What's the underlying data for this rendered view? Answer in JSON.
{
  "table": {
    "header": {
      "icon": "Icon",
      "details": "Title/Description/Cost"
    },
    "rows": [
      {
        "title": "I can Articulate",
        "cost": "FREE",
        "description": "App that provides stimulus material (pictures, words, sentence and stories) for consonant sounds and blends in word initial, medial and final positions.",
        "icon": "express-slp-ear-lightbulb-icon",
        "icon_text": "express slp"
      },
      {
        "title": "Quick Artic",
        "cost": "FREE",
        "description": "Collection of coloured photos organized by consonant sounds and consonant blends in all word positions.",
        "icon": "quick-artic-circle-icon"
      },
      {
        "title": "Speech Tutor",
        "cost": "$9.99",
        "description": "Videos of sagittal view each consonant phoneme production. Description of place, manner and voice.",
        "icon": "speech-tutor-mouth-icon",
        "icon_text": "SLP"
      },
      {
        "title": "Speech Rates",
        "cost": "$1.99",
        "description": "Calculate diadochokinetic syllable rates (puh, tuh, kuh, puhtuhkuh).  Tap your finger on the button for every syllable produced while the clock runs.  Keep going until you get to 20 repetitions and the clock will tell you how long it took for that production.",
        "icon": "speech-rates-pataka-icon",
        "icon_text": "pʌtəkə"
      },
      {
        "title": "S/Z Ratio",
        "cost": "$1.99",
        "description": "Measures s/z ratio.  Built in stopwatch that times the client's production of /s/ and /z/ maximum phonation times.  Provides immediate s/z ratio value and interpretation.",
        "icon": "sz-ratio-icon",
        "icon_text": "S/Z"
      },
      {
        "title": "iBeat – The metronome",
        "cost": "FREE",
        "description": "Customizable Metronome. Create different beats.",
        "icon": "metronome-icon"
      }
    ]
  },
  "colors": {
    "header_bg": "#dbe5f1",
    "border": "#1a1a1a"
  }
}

---

▸ To be done
Copy every line of the records above that holds the word "consonant".

▸ Result of the exercise
        "description": "App that provides stimulus material (pictures, words, sentence and stories) for consonant sounds and blends in word initial, medial and final positions.",
        "description": "Collection of coloured photos organized by consonant sounds and consonant blends in all word positions.",
        "description": "Videos of sagittal view each consonant phoneme production. Description of place, manner and voice.",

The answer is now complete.